• DATASET CONTENT:
::::

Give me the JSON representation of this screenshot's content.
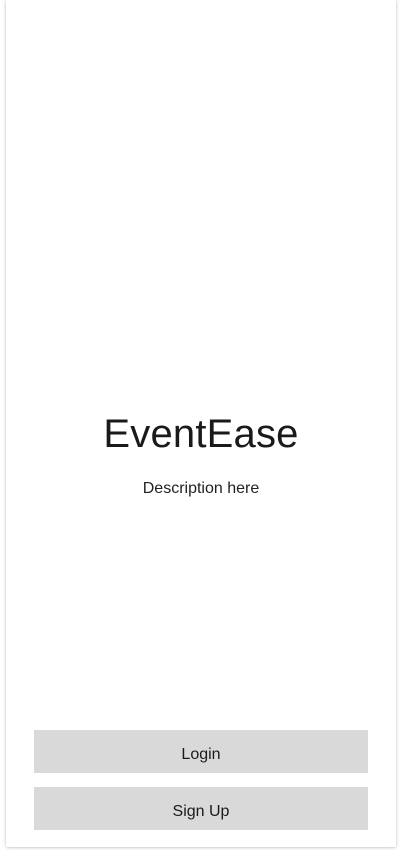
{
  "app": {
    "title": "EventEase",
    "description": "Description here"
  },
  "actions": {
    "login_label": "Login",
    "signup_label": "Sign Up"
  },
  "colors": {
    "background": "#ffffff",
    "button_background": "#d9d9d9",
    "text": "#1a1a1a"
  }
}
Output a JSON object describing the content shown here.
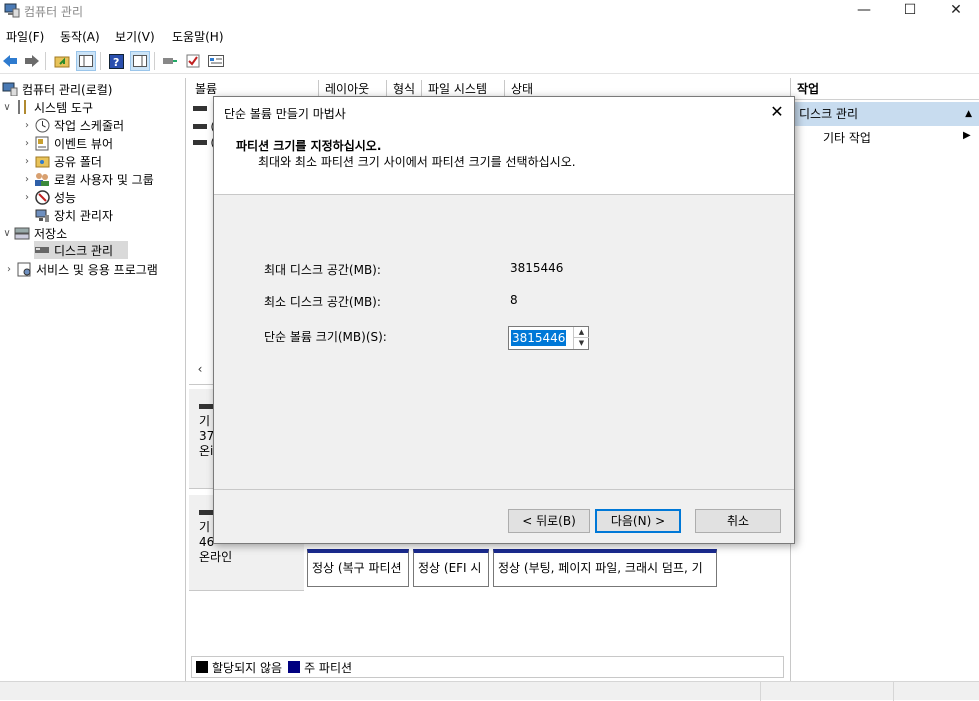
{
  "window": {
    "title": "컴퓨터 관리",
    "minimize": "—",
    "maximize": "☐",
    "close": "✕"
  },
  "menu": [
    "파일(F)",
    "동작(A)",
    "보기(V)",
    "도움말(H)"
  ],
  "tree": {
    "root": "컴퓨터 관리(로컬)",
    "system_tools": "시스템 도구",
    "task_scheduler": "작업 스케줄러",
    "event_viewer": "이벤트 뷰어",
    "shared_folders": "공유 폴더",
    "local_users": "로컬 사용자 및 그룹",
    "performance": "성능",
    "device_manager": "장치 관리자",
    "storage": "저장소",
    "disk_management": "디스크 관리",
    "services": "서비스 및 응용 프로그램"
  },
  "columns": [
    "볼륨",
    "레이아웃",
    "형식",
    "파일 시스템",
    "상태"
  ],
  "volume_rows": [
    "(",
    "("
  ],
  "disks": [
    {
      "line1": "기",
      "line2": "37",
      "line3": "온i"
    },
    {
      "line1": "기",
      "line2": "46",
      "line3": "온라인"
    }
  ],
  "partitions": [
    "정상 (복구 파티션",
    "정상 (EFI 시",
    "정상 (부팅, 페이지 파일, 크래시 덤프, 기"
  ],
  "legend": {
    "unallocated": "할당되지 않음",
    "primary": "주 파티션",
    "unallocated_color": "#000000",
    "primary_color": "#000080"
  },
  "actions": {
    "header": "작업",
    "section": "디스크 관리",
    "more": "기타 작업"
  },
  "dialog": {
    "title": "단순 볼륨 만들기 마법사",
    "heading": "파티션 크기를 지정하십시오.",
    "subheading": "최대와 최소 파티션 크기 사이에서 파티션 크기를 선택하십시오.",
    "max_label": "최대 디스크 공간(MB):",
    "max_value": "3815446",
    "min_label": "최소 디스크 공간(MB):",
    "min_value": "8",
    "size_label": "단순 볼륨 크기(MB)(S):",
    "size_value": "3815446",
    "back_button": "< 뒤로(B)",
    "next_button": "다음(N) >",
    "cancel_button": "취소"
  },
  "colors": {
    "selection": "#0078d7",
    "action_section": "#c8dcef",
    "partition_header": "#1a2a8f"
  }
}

::::

• REQUIREMENTS:
Print the complete listing exactly, apart from any pictures.

• EXERCISE ANSWER:
Give me the JSON representation of this screenshot's content.
{
  "app": {
    "title": "EventEase",
    "description": "Description here"
  },
  "actions": {
    "login_label": "Login",
    "signup_label": "Sign Up"
  },
  "colors": {
    "background": "#ffffff",
    "button_background": "#d9d9d9",
    "text": "#1a1a1a"
  }
}
Output a JSON object describing the content shown here.
{
  "window": {
    "title": "컴퓨터 관리",
    "minimize": "—",
    "maximize": "☐",
    "close": "✕"
  },
  "menu": [
    "파일(F)",
    "동작(A)",
    "보기(V)",
    "도움말(H)"
  ],
  "tree": {
    "root": "컴퓨터 관리(로컬)",
    "system_tools": "시스템 도구",
    "task_scheduler": "작업 스케줄러",
    "event_viewer": "이벤트 뷰어",
    "shared_folders": "공유 폴더",
    "local_users": "로컬 사용자 및 그룹",
    "performance": "성능",
    "device_manager": "장치 관리자",
    "storage": "저장소",
    "disk_management": "디스크 관리",
    "services": "서비스 및 응용 프로그램"
  },
  "columns": [
    "볼륨",
    "레이아웃",
    "형식",
    "파일 시스템",
    "상태"
  ],
  "volume_rows": [
    "(",
    "("
  ],
  "disks": [
    {
      "line1": "기",
      "line2": "37",
      "line3": "온i"
    },
    {
      "line1": "기",
      "line2": "46",
      "line3": "온라인"
    }
  ],
  "partitions": [
    "정상 (복구 파티션",
    "정상 (EFI 시",
    "정상 (부팅, 페이지 파일, 크래시 덤프, 기"
  ],
  "legend": {
    "unallocated": "할당되지 않음",
    "primary": "주 파티션",
    "unallocated_color": "#000000",
    "primary_color": "#000080"
  },
  "actions": {
    "header": "작업",
    "section": "디스크 관리",
    "more": "기타 작업"
  },
  "dialog": {
    "title": "단순 볼륨 만들기 마법사",
    "heading": "파티션 크기를 지정하십시오.",
    "subheading": "최대와 최소 파티션 크기 사이에서 파티션 크기를 선택하십시오.",
    "max_label": "최대 디스크 공간(MB):",
    "max_value": "3815446",
    "min_label": "최소 디스크 공간(MB):",
    "min_value": "8",
    "size_label": "단순 볼륨 크기(MB)(S):",
    "size_value": "3815446",
    "back_button": "< 뒤로(B)",
    "next_button": "다음(N) >",
    "cancel_button": "취소"
  },
  "colors": {
    "selection": "#0078d7",
    "action_section": "#c8dcef",
    "partition_header": "#1a2a8f"
  }
}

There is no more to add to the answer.